Work to be completed
Here are some records. Copy each one exactly.

□ □ □ □

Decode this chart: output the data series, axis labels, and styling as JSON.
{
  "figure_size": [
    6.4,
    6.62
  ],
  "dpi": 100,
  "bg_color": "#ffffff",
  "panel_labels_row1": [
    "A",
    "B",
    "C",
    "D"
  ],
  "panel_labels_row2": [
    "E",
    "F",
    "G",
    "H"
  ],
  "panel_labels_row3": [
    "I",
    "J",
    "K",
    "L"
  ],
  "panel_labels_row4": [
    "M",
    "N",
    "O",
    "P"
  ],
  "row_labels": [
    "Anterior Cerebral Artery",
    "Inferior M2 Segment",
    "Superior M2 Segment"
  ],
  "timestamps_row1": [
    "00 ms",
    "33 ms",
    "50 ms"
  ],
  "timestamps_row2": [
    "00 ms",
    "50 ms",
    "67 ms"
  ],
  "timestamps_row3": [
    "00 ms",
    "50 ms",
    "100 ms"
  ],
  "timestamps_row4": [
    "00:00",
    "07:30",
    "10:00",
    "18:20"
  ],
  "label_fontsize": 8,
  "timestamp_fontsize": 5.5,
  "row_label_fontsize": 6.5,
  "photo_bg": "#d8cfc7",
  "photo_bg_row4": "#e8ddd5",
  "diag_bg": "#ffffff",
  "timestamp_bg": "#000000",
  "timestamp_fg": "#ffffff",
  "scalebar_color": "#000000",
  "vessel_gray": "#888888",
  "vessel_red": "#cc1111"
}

□ □ □ □

Answer to this problem
Decode this chart: output the data series, axis labels, and styling as JSON.
{
  "figure_size": [
    6.4,
    6.62
  ],
  "dpi": 100,
  "bg_color": "#ffffff",
  "panel_labels_row1": [
    "A",
    "B",
    "C",
    "D"
  ],
  "panel_labels_row2": [
    "E",
    "F",
    "G",
    "H"
  ],
  "panel_labels_row3": [
    "I",
    "J",
    "K",
    "L"
  ],
  "panel_labels_row4": [
    "M",
    "N",
    "O",
    "P"
  ],
  "row_labels": [
    "Anterior Cerebral Artery",
    "Inferior M2 Segment",
    "Superior M2 Segment"
  ],
  "timestamps_row1": [
    "00 ms",
    "33 ms",
    "50 ms"
  ],
  "timestamps_row2": [
    "00 ms",
    "50 ms",
    "67 ms"
  ],
  "timestamps_row3": [
    "00 ms",
    "50 ms",
    "100 ms"
  ],
  "timestamps_row4": [
    "00:00",
    "07:30",
    "10:00",
    "18:20"
  ],
  "label_fontsize": 8,
  "timestamp_fontsize": 5.5,
  "row_label_fontsize": 6.5,
  "photo_bg": "#d8cfc7",
  "photo_bg_row4": "#e8ddd5",
  "diag_bg": "#ffffff",
  "timestamp_bg": "#000000",
  "timestamp_fg": "#ffffff",
  "scalebar_color": "#000000",
  "vessel_gray": "#888888",
  "vessel_red": "#cc1111"
}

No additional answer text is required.